> [INSTRUCTIONS TO FOLLOW]: Each entry should be quoted word for word, including every mark of punctuation.

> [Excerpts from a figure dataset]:
-- start --
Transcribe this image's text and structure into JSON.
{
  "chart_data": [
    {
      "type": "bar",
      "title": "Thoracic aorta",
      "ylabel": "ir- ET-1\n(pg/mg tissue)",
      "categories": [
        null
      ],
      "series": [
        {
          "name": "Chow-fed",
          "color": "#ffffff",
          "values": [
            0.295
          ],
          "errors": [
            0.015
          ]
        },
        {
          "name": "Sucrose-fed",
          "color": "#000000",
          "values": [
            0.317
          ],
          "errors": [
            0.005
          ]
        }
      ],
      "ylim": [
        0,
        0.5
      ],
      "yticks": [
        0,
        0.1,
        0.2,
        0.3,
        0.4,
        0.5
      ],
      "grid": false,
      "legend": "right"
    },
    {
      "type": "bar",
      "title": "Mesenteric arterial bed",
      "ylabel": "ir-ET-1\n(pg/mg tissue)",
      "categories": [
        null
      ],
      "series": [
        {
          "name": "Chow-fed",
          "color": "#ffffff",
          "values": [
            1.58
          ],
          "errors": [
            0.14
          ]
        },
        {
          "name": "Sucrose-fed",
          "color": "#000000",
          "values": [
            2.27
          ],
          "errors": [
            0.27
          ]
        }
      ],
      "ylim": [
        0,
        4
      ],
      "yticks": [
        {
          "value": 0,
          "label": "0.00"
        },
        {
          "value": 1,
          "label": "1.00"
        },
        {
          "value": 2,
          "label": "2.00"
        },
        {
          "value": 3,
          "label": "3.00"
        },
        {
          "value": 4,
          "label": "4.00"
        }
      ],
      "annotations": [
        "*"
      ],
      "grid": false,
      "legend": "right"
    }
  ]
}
-- end --
> [THE REPLY]:
Transcribe this image's text and structure into JSON.
{
  "chart_data": [
    {
      "type": "bar",
      "title": "Thoracic aorta",
      "ylabel": "ir- ET-1\n(pg/mg tissue)",
      "categories": [
        null
      ],
      "series": [
        {
          "name": "Chow-fed",
          "color": "#ffffff",
          "values": [
            0.295
          ],
          "errors": [
            0.015
          ]
        },
        {
          "name": "Sucrose-fed",
          "color": "#000000",
          "values": [
            0.317
          ],
          "errors": [
            0.005
          ]
        }
      ],
      "ylim": [
        0,
        0.5
      ],
      "yticks": [
        0,
        0.1,
        0.2,
        0.3,
        0.4,
        0.5
      ],
      "grid": false,
      "legend": "right"
    },
    {
      "type": "bar",
      "title": "Mesenteric arterial bed",
      "ylabel": "ir-ET-1\n(pg/mg tissue)",
      "categories": [
        null
      ],
      "series": [
        {
          "name": "Chow-fed",
          "color": "#ffffff",
          "values": [
            1.58
          ],
          "errors": [
            0.14
          ]
        },
        {
          "name": "Sucrose-fed",
          "color": "#000000",
          "values": [
            2.27
          ],
          "errors": [
            0.27
          ]
        }
      ],
      "ylim": [
        0,
        4
      ],
      "yticks": [
        {
          "value": 0,
          "label": "0.00"
        },
        {
          "value": 1,
          "label": "1.00"
        },
        {
          "value": 2,
          "label": "2.00"
        },
        {
          "value": 3,
          "label": "3.00"
        },
        {
          "value": 4,
          "label": "4.00"
        }
      ],
      "annotations": [
        "*"
      ],
      "grid": false,
      "legend": "right"
    }
  ]
}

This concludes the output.